--- Exercise requirements ---
Return the material word for word. Do not include pictures.
————
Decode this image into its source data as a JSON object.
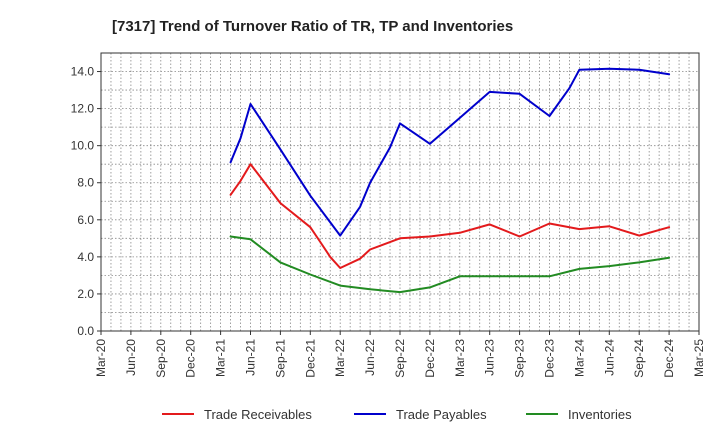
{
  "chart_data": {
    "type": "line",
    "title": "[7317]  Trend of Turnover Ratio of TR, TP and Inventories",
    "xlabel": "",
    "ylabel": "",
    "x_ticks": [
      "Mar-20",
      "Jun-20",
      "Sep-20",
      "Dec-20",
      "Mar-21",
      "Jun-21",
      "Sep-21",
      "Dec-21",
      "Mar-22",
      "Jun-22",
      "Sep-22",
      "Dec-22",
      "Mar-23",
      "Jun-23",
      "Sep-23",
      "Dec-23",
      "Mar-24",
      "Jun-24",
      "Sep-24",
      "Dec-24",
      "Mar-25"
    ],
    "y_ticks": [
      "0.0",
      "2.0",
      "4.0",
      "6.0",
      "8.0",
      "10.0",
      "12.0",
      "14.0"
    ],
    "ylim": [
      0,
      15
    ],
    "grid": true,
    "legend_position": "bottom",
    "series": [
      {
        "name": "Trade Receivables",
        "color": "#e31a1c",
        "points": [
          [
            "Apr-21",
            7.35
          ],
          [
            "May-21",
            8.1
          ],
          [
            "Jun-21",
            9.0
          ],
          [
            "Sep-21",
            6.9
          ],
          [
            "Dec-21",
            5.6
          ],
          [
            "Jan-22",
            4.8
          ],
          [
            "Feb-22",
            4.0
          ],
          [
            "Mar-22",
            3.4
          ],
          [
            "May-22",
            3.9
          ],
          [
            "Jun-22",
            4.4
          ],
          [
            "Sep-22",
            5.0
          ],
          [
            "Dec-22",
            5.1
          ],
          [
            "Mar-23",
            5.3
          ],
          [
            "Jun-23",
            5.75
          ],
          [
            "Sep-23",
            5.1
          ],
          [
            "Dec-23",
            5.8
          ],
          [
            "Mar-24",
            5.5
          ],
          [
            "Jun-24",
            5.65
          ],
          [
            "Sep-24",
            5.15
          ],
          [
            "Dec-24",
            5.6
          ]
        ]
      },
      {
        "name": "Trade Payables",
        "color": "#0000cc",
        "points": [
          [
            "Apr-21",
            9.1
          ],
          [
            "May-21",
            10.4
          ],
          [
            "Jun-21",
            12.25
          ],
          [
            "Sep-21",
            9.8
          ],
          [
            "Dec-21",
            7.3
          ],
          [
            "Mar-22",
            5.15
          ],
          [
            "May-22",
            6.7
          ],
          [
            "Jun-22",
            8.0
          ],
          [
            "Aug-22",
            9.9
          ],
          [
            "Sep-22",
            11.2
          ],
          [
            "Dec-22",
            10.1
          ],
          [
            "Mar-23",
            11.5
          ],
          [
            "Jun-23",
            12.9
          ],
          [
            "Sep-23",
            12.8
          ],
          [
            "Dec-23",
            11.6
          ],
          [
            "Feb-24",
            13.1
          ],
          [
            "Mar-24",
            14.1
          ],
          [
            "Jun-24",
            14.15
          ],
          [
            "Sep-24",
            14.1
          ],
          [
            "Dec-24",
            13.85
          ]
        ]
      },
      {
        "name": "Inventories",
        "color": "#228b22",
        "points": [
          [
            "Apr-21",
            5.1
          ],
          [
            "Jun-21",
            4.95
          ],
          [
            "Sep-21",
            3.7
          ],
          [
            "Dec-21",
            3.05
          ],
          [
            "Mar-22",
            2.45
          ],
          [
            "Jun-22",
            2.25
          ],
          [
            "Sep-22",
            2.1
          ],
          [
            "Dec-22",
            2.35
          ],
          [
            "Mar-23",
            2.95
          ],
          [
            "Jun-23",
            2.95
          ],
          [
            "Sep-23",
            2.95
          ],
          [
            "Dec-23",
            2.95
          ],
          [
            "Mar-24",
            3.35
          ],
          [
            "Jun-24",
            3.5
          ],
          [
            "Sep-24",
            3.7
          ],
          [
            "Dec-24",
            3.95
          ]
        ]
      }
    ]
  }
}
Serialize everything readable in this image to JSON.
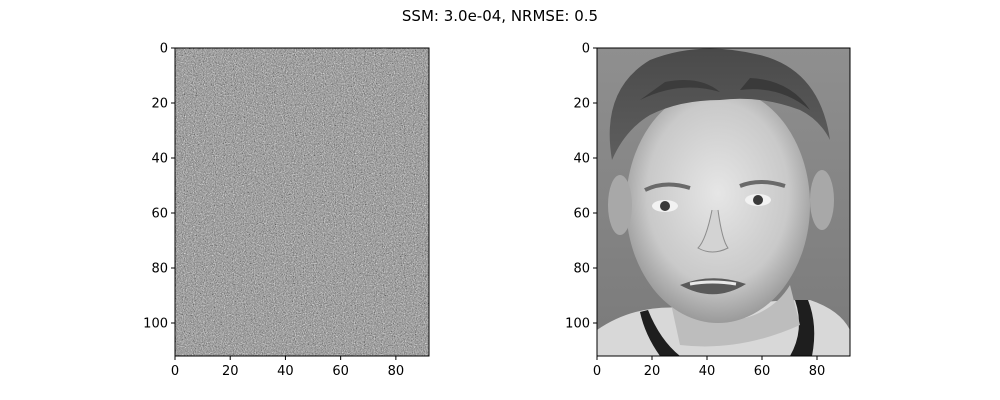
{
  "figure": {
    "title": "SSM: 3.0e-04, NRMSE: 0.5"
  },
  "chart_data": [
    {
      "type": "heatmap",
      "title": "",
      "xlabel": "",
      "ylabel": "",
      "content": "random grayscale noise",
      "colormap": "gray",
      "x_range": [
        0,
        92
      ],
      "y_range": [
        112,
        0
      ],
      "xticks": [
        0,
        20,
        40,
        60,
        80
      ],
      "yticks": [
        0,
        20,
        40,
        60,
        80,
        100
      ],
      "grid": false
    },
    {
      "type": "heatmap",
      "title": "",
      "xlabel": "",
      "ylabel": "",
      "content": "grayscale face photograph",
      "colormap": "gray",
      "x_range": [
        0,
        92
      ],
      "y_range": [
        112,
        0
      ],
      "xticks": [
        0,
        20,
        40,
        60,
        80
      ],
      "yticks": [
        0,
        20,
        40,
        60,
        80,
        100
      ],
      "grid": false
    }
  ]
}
————
--- Output of the exercise ---
Decode this image into its source data as a JSON object.
{
  "chart_data": {
    "type": "line",
    "title": "[7317]  Trend of Turnover Ratio of TR, TP and Inventories",
    "xlabel": "",
    "ylabel": "",
    "x_ticks": [
      "Mar-20",
      "Jun-20",
      "Sep-20",
      "Dec-20",
      "Mar-21",
      "Jun-21",
      "Sep-21",
      "Dec-21",
      "Mar-22",
      "Jun-22",
      "Sep-22",
      "Dec-22",
      "Mar-23",
      "Jun-23",
      "Sep-23",
      "Dec-23",
      "Mar-24",
      "Jun-24",
      "Sep-24",
      "Dec-24",
      "Mar-25"
    ],
    "y_ticks": [
      "0.0",
      "2.0",
      "4.0",
      "6.0",
      "8.0",
      "10.0",
      "12.0",
      "14.0"
    ],
    "ylim": [
      0,
      15
    ],
    "grid": true,
    "legend_position": "bottom",
    "series": [
      {
        "name": "Trade Receivables",
        "color": "#e31a1c",
        "points": [
          [
            "Apr-21",
            7.35
          ],
          [
            "May-21",
            8.1
          ],
          [
            "Jun-21",
            9.0
          ],
          [
            "Sep-21",
            6.9
          ],
          [
            "Dec-21",
            5.6
          ],
          [
            "Jan-22",
            4.8
          ],
          [
            "Feb-22",
            4.0
          ],
          [
            "Mar-22",
            3.4
          ],
          [
            "May-22",
            3.9
          ],
          [
            "Jun-22",
            4.4
          ],
          [
            "Sep-22",
            5.0
          ],
          [
            "Dec-22",
            5.1
          ],
          [
            "Mar-23",
            5.3
          ],
          [
            "Jun-23",
            5.75
          ],
          [
            "Sep-23",
            5.1
          ],
          [
            "Dec-23",
            5.8
          ],
          [
            "Mar-24",
            5.5
          ],
          [
            "Jun-24",
            5.65
          ],
          [
            "Sep-24",
            5.15
          ],
          [
            "Dec-24",
            5.6
          ]
        ]
      },
      {
        "name": "Trade Payables",
        "color": "#0000cc",
        "points": [
          [
            "Apr-21",
            9.1
          ],
          [
            "May-21",
            10.4
          ],
          [
            "Jun-21",
            12.25
          ],
          [
            "Sep-21",
            9.8
          ],
          [
            "Dec-21",
            7.3
          ],
          [
            "Mar-22",
            5.15
          ],
          [
            "May-22",
            6.7
          ],
          [
            "Jun-22",
            8.0
          ],
          [
            "Aug-22",
            9.9
          ],
          [
            "Sep-22",
            11.2
          ],
          [
            "Dec-22",
            10.1
          ],
          [
            "Mar-23",
            11.5
          ],
          [
            "Jun-23",
            12.9
          ],
          [
            "Sep-23",
            12.8
          ],
          [
            "Dec-23",
            11.6
          ],
          [
            "Feb-24",
            13.1
          ],
          [
            "Mar-24",
            14.1
          ],
          [
            "Jun-24",
            14.15
          ],
          [
            "Sep-24",
            14.1
          ],
          [
            "Dec-24",
            13.85
          ]
        ]
      },
      {
        "name": "Inventories",
        "color": "#228b22",
        "points": [
          [
            "Apr-21",
            5.1
          ],
          [
            "Jun-21",
            4.95
          ],
          [
            "Sep-21",
            3.7
          ],
          [
            "Dec-21",
            3.05
          ],
          [
            "Mar-22",
            2.45
          ],
          [
            "Jun-22",
            2.25
          ],
          [
            "Sep-22",
            2.1
          ],
          [
            "Dec-22",
            2.35
          ],
          [
            "Mar-23",
            2.95
          ],
          [
            "Jun-23",
            2.95
          ],
          [
            "Sep-23",
            2.95
          ],
          [
            "Dec-23",
            2.95
          ],
          [
            "Mar-24",
            3.35
          ],
          [
            "Jun-24",
            3.5
          ],
          [
            "Sep-24",
            3.7
          ],
          [
            "Dec-24",
            3.95
          ]
        ]
      }
    ]
  }
}
Serialize everything readable in this image to JSON.
{
  "figure": {
    "title": "SSM: 3.0e-04, NRMSE: 0.5"
  },
  "chart_data": [
    {
      "type": "heatmap",
      "title": "",
      "xlabel": "",
      "ylabel": "",
      "content": "random grayscale noise",
      "colormap": "gray",
      "x_range": [
        0,
        92
      ],
      "y_range": [
        112,
        0
      ],
      "xticks": [
        0,
        20,
        40,
        60,
        80
      ],
      "yticks": [
        0,
        20,
        40,
        60,
        80,
        100
      ],
      "grid": false
    },
    {
      "type": "heatmap",
      "title": "",
      "xlabel": "",
      "ylabel": "",
      "content": "grayscale face photograph",
      "colormap": "gray",
      "x_range": [
        0,
        92
      ],
      "y_range": [
        112,
        0
      ],
      "xticks": [
        0,
        20,
        40,
        60,
        80
      ],
      "yticks": [
        0,
        20,
        40,
        60,
        80,
        100
      ],
      "grid": false
    }
  ]
}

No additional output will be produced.